Stated problem:
Copy each line of the data below with the word "right".

Supplied material:
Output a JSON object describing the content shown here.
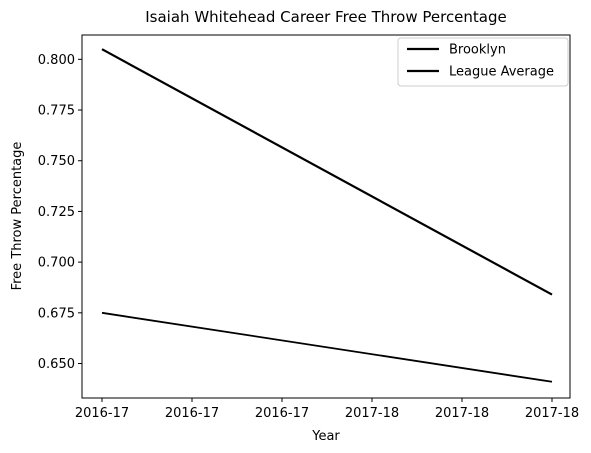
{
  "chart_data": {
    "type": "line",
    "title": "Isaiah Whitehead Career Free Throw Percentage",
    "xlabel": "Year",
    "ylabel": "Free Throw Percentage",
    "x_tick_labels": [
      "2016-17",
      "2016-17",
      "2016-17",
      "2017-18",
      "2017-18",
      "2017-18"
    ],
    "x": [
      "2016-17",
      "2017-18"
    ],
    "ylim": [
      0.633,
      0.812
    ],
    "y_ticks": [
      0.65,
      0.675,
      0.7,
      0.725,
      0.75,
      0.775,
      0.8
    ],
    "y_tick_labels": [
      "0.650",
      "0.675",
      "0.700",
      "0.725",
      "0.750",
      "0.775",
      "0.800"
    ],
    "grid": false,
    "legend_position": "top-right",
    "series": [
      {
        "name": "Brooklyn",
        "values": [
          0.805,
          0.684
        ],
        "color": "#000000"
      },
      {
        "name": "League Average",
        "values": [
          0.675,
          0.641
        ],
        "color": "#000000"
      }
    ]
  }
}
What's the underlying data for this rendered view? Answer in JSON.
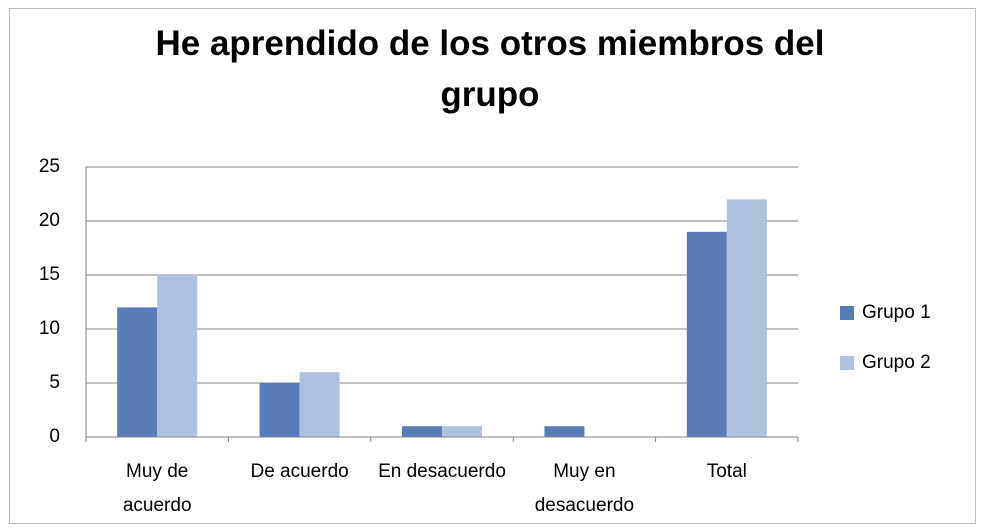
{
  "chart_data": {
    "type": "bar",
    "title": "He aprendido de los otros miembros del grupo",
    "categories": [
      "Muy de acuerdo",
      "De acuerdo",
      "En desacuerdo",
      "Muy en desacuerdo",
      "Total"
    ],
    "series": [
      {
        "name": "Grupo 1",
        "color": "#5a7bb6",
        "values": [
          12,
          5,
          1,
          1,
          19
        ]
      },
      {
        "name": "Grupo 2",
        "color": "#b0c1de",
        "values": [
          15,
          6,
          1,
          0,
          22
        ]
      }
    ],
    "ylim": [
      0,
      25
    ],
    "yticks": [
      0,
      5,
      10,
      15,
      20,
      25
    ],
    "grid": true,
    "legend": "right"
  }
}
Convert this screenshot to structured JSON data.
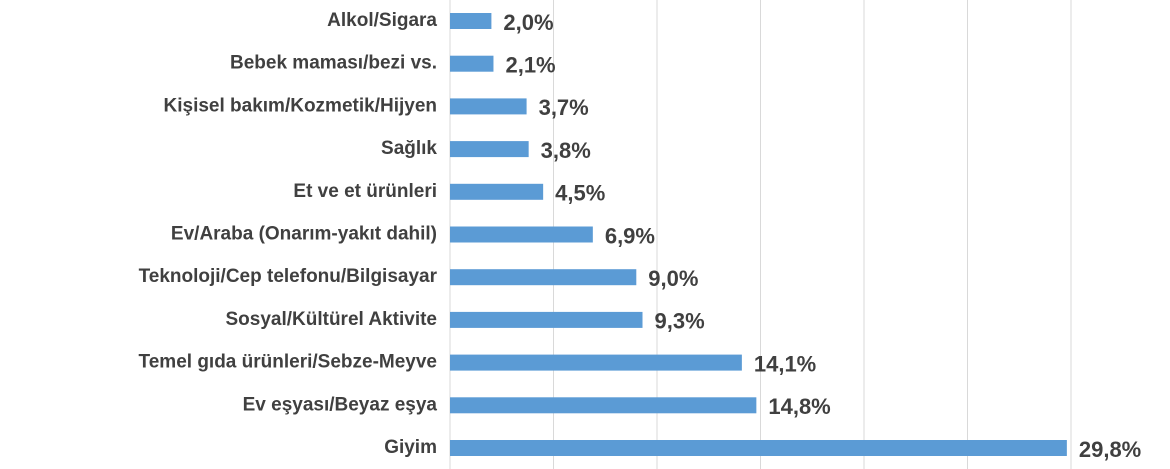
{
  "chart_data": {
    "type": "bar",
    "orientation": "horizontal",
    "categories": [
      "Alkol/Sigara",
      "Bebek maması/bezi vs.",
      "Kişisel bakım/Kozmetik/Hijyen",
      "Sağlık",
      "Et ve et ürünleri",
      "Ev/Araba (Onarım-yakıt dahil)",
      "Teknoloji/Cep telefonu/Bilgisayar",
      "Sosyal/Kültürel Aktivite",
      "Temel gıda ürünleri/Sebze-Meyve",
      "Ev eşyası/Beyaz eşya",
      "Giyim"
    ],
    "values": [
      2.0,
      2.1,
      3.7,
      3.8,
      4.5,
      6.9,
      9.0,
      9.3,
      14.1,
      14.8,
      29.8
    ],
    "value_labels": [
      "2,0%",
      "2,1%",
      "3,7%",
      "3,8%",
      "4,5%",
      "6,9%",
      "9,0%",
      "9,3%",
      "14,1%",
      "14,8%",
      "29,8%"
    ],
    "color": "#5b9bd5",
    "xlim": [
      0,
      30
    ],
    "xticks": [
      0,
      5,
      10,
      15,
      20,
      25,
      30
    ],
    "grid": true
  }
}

Response to this exercise:
    "legend_position": "top-right",
    "legend": "right"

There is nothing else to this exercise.